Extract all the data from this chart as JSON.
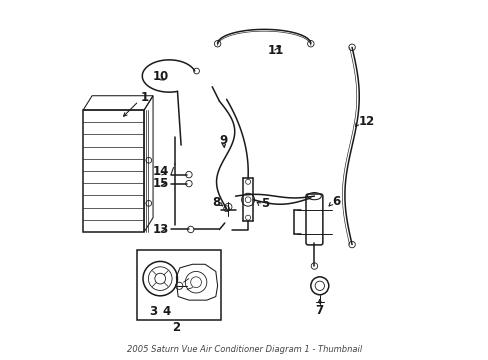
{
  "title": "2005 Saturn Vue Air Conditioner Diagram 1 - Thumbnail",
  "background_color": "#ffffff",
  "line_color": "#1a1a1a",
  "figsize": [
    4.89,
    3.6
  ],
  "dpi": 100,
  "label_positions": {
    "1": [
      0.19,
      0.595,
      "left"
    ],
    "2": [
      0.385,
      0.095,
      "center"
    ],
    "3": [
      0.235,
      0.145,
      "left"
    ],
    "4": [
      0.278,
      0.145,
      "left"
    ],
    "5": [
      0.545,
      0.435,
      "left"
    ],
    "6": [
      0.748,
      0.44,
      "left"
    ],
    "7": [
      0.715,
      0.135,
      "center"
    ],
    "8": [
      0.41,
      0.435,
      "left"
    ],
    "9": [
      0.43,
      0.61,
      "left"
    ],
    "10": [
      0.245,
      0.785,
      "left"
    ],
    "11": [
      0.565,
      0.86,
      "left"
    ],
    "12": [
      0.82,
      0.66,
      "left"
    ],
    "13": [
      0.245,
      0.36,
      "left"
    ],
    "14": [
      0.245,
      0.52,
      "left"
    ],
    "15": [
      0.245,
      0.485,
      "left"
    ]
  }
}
-*-*-
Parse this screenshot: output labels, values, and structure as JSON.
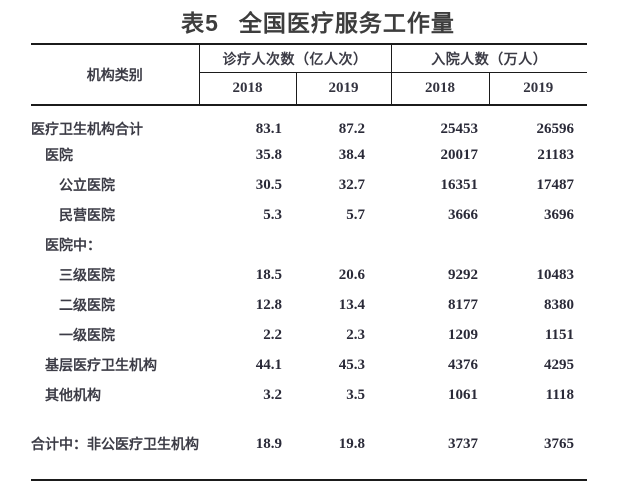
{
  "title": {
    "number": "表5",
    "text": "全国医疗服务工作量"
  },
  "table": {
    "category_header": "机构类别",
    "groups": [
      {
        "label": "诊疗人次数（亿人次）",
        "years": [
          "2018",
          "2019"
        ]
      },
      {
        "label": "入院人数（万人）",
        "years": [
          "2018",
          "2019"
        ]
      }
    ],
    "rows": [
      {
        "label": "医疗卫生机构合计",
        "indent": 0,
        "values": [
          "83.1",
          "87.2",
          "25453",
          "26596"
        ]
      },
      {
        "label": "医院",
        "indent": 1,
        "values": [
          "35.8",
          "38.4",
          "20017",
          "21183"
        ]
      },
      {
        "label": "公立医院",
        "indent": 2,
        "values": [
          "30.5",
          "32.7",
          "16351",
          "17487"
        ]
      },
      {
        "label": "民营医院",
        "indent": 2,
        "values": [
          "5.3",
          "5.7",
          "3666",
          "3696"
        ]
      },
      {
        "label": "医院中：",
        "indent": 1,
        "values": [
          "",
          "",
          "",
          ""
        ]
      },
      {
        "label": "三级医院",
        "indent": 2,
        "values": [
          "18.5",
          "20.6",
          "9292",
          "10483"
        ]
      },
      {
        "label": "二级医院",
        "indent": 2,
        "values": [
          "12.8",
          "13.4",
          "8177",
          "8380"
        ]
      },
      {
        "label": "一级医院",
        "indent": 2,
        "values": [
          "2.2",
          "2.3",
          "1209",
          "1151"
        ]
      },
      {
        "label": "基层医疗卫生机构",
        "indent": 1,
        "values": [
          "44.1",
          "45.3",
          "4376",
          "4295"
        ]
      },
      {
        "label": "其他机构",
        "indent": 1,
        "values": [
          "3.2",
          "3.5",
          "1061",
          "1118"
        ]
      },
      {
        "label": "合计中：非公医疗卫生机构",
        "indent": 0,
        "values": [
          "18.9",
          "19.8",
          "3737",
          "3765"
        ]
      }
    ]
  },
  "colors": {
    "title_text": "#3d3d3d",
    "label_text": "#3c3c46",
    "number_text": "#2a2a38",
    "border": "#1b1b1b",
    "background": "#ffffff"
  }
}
-*-*-
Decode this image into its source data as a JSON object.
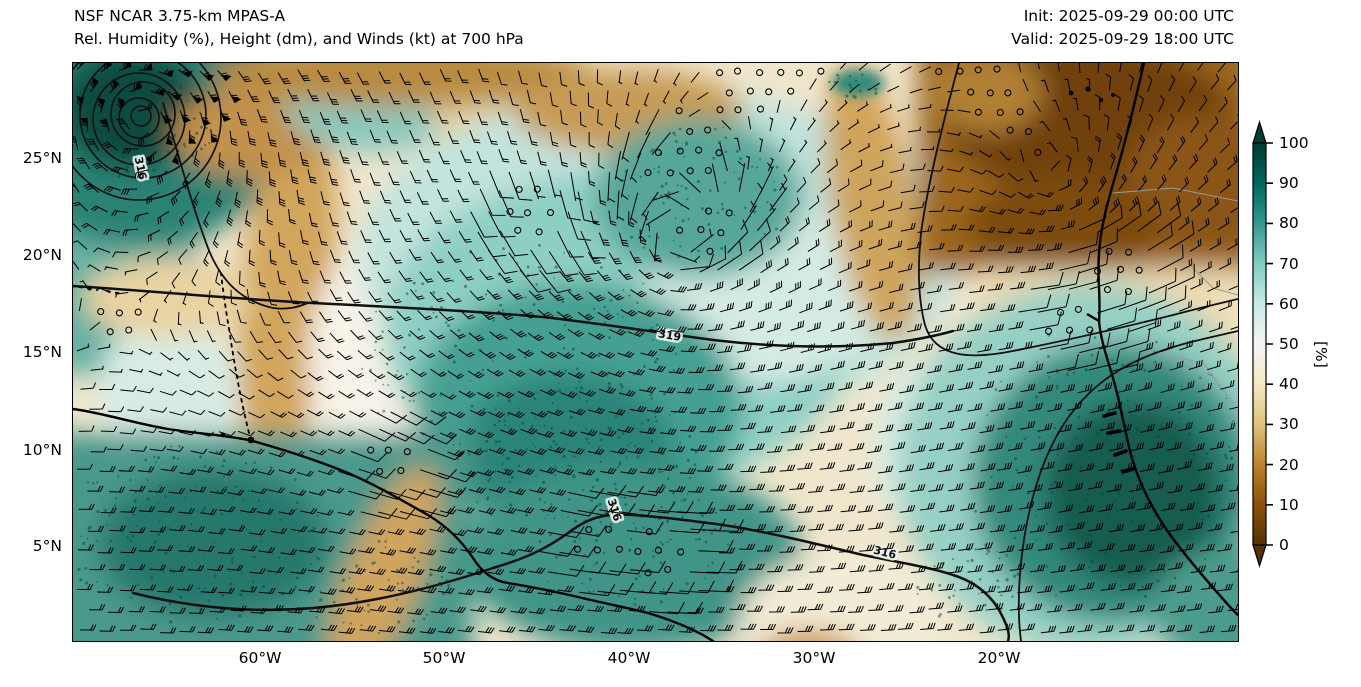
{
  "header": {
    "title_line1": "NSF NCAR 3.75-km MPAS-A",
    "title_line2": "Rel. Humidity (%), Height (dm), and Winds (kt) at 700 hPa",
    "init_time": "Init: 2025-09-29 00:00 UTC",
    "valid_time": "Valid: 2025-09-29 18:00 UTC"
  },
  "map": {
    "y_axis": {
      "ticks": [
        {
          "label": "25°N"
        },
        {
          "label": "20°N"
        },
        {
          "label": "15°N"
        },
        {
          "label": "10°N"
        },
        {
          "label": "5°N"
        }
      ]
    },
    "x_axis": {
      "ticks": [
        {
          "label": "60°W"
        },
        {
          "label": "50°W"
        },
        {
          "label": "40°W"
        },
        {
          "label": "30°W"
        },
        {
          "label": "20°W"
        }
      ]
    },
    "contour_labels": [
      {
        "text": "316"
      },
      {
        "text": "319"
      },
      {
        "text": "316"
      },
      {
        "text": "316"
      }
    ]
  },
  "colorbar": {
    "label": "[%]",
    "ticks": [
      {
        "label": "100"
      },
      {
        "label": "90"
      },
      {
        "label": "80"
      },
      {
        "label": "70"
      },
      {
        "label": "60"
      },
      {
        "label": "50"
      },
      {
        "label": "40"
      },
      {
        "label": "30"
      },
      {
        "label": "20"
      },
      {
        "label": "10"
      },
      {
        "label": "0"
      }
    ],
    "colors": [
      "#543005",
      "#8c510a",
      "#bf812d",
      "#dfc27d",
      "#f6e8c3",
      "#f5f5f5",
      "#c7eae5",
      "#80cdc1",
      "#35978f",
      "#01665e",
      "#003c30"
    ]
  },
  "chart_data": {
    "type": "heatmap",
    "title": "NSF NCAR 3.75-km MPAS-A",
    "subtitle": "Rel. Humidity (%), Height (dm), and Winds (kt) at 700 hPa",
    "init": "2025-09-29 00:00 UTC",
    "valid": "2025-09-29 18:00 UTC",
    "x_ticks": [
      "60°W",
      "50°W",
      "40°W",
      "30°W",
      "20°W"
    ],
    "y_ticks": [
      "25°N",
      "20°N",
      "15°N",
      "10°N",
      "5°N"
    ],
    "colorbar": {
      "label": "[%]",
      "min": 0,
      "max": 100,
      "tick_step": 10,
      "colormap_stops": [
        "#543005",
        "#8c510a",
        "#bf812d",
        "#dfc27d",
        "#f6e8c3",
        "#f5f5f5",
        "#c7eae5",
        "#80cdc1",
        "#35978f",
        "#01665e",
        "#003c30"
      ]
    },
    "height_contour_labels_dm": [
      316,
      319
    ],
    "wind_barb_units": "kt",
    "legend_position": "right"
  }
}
-*-*-
Exercise instructions:
Select the lines in this material that hold the word "JSON", leaving none out.

Result:
Extract all the data from this chart as JSON.
Parse this screenshot: output labels, values, and structure as JSON.
Decode this image into its source data as a JSON object.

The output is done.